>> START

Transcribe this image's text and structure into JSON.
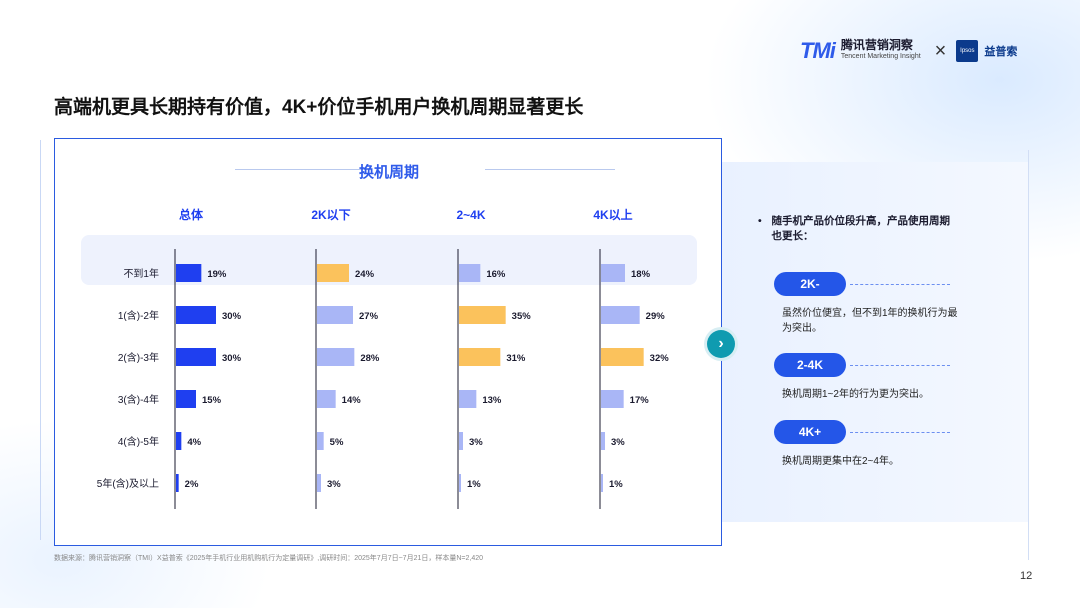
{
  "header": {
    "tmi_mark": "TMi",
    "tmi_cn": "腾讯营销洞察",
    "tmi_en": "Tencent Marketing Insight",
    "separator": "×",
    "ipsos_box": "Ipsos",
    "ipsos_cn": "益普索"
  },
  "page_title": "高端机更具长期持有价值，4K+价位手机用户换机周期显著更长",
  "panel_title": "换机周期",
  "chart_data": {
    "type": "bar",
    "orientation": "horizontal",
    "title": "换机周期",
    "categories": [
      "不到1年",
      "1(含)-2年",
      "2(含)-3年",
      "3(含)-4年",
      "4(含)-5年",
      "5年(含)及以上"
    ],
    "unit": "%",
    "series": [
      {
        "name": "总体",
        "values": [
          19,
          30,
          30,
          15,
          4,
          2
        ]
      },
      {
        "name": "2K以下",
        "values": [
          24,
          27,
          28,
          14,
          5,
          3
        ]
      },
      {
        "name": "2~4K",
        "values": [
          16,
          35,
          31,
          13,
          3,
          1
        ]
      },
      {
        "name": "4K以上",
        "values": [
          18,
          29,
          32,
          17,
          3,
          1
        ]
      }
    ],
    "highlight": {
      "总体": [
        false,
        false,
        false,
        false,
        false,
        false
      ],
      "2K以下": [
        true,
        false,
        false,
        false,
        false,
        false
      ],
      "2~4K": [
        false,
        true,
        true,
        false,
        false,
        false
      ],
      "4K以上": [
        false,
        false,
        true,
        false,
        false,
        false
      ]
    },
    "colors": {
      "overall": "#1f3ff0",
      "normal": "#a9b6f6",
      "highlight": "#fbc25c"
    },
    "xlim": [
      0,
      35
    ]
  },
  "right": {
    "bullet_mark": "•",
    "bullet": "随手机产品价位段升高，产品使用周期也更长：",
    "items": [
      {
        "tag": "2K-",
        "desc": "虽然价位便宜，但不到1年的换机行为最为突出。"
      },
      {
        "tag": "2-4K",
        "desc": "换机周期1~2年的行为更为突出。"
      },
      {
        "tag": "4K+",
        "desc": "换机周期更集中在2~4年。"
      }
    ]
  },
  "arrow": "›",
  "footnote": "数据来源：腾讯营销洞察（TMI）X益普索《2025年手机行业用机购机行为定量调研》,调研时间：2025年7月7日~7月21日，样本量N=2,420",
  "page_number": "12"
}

>> END
>> START

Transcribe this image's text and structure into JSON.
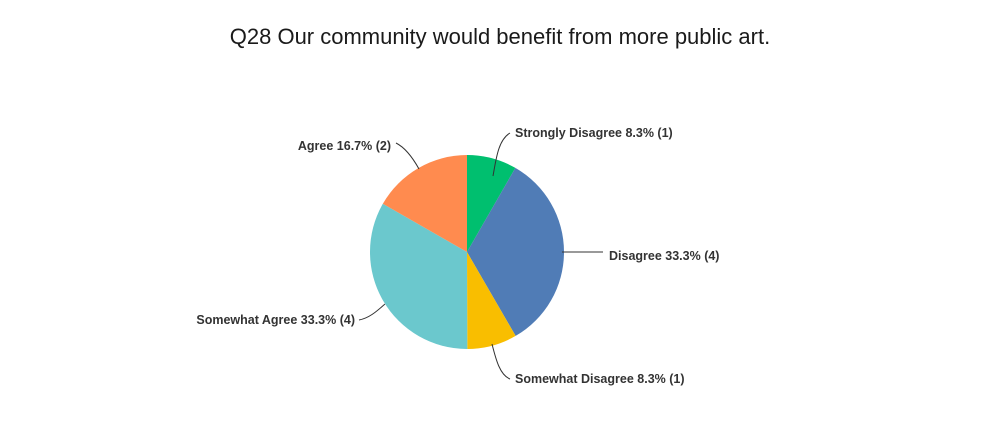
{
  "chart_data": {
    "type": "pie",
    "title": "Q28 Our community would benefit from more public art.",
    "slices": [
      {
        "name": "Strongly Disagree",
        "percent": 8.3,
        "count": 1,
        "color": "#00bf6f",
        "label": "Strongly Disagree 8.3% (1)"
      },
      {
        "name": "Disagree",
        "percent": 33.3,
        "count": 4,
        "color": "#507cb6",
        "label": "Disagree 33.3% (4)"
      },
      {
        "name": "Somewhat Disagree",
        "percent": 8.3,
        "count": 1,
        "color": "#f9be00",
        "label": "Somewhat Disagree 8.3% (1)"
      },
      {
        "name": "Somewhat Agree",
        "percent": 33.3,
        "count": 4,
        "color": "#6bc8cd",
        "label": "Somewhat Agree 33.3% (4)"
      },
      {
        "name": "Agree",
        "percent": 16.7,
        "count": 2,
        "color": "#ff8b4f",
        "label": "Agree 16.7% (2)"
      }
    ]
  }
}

>> END

STATED TASK
Check each line of the records for the word "name", and show the lines that contain it.

FULL SOLUTION
        "name": "总体",
        "name": "2K以下",
        "name": "2~4K",
        "name": "4K以上",
        "name": "Strongly Disagree",
        "name": "Disagree",
        "name": "Somewhat Disagree",
        "name": "Somewhat Agree",
        "name": "Agree",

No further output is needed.